## TASK DIRECTIONS
Transcribe the full listing exactly, and drop every picture.

## MATERIAL FOR THIS TASK

= = = = =

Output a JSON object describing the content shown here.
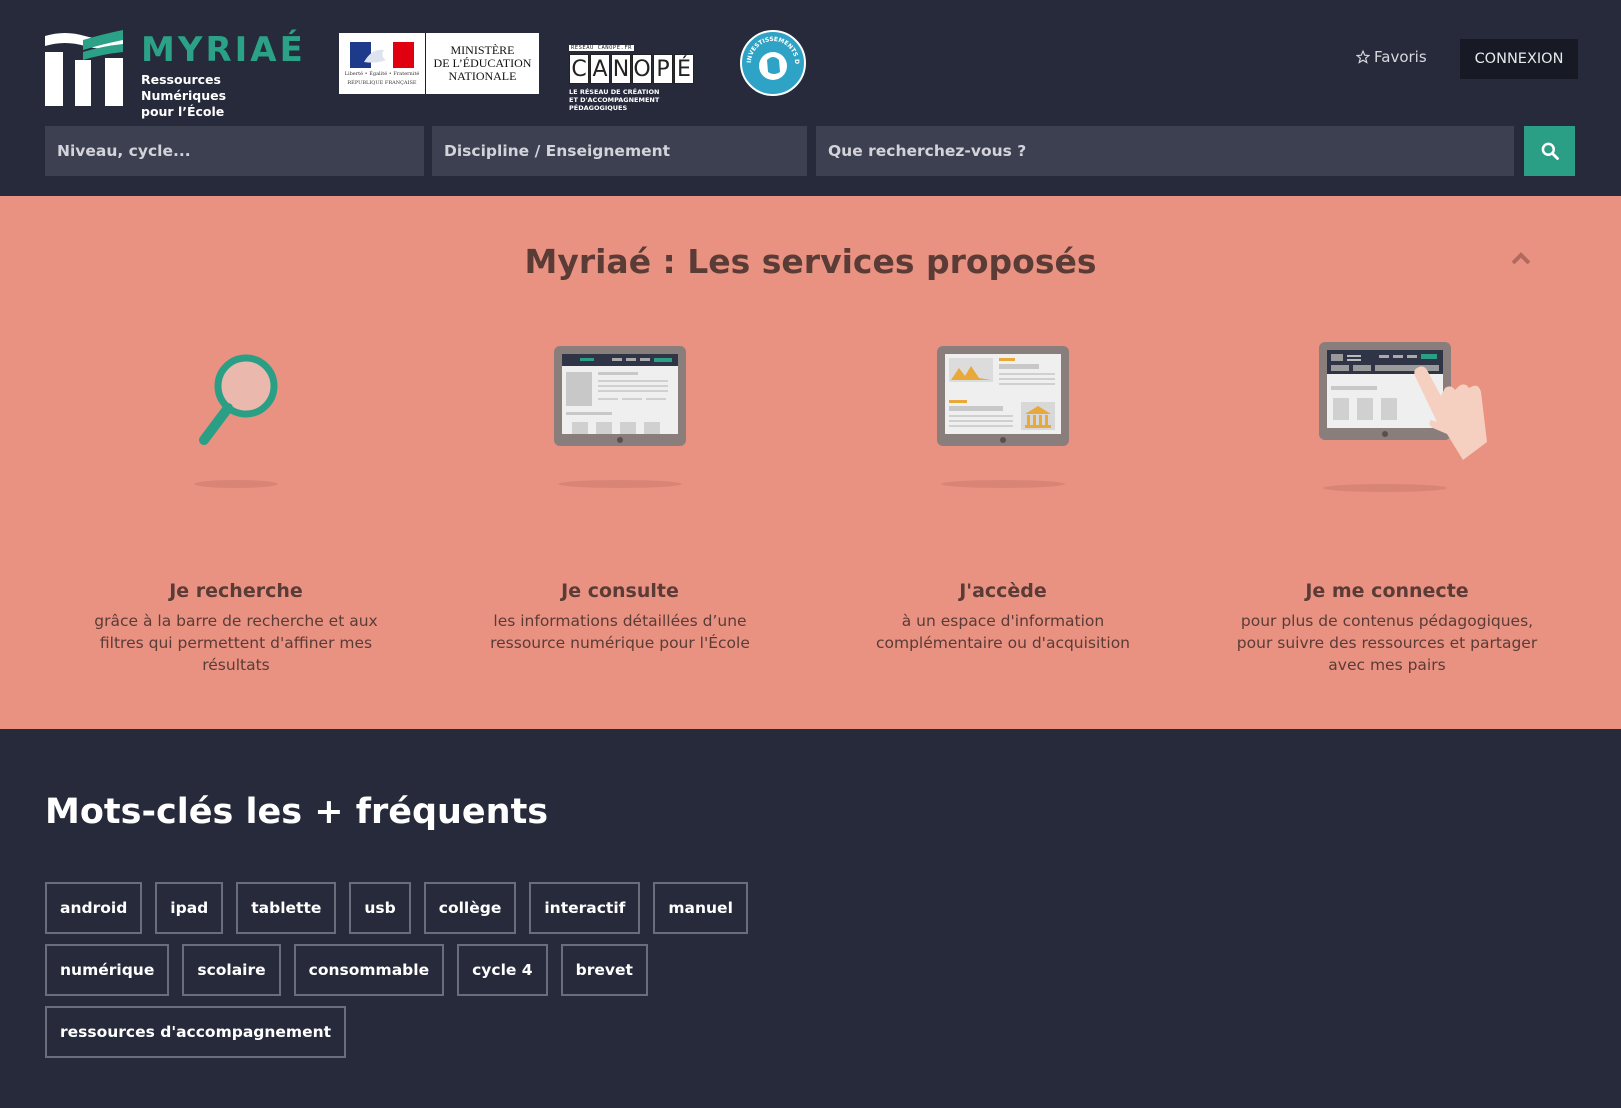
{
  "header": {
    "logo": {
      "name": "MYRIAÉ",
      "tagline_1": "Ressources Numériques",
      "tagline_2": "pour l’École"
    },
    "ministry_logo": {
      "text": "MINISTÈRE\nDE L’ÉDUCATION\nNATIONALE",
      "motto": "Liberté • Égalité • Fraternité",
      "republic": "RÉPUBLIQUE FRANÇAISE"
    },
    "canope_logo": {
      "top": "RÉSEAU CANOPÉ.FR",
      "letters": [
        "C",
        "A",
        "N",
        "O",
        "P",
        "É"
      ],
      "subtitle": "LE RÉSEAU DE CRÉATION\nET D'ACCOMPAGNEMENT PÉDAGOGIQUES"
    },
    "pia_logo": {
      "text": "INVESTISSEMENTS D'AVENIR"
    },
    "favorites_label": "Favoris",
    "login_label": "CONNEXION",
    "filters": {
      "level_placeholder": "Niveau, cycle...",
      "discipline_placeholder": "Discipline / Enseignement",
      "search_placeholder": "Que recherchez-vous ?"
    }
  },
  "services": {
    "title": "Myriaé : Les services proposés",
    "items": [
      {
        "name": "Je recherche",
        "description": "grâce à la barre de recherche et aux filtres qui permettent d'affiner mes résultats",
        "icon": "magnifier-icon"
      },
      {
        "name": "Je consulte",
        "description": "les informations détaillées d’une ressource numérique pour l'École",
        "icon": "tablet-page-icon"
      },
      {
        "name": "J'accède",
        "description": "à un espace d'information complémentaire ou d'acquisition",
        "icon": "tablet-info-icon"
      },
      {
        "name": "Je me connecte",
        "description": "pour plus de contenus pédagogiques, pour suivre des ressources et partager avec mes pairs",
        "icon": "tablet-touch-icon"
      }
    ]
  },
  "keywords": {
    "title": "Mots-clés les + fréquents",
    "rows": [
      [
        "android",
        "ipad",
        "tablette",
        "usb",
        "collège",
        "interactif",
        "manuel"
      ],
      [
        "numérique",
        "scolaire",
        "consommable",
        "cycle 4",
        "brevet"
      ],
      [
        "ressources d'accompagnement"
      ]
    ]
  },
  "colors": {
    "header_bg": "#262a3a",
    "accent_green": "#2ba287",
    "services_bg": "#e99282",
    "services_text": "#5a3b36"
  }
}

= = = = =

## FINISHED ANSWER
Output a JSON object describing the content shown here.
{
  "header": {
    "logo": {
      "name": "MYRIAÉ",
      "tagline_1": "Ressources Numériques",
      "tagline_2": "pour l’École"
    },
    "ministry_logo": {
      "text": "MINISTÈRE\nDE L’ÉDUCATION\nNATIONALE",
      "motto": "Liberté • Égalité • Fraternité",
      "republic": "RÉPUBLIQUE FRANÇAISE"
    },
    "canope_logo": {
      "top": "RÉSEAU CANOPÉ.FR",
      "letters": [
        "C",
        "A",
        "N",
        "O",
        "P",
        "É"
      ],
      "subtitle": "LE RÉSEAU DE CRÉATION\nET D'ACCOMPAGNEMENT PÉDAGOGIQUES"
    },
    "pia_logo": {
      "text": "INVESTISSEMENTS D'AVENIR"
    },
    "favorites_label": "Favoris",
    "login_label": "CONNEXION",
    "filters": {
      "level_placeholder": "Niveau, cycle...",
      "discipline_placeholder": "Discipline / Enseignement",
      "search_placeholder": "Que recherchez-vous ?"
    }
  },
  "services": {
    "title": "Myriaé : Les services proposés",
    "items": [
      {
        "name": "Je recherche",
        "description": "grâce à la barre de recherche et aux filtres qui permettent d'affiner mes résultats",
        "icon": "magnifier-icon"
      },
      {
        "name": "Je consulte",
        "description": "les informations détaillées d’une ressource numérique pour l'École",
        "icon": "tablet-page-icon"
      },
      {
        "name": "J'accède",
        "description": "à un espace d'information complémentaire ou d'acquisition",
        "icon": "tablet-info-icon"
      },
      {
        "name": "Je me connecte",
        "description": "pour plus de contenus pédagogiques, pour suivre des ressources et partager avec mes pairs",
        "icon": "tablet-touch-icon"
      }
    ]
  },
  "keywords": {
    "title": "Mots-clés les + fréquents",
    "rows": [
      [
        "android",
        "ipad",
        "tablette",
        "usb",
        "collège",
        "interactif",
        "manuel"
      ],
      [
        "numérique",
        "scolaire",
        "consommable",
        "cycle 4",
        "brevet"
      ],
      [
        "ressources d'accompagnement"
      ]
    ]
  },
  "colors": {
    "header_bg": "#262a3a",
    "accent_green": "#2ba287",
    "services_bg": "#e99282",
    "services_text": "#5a3b36"
  }
}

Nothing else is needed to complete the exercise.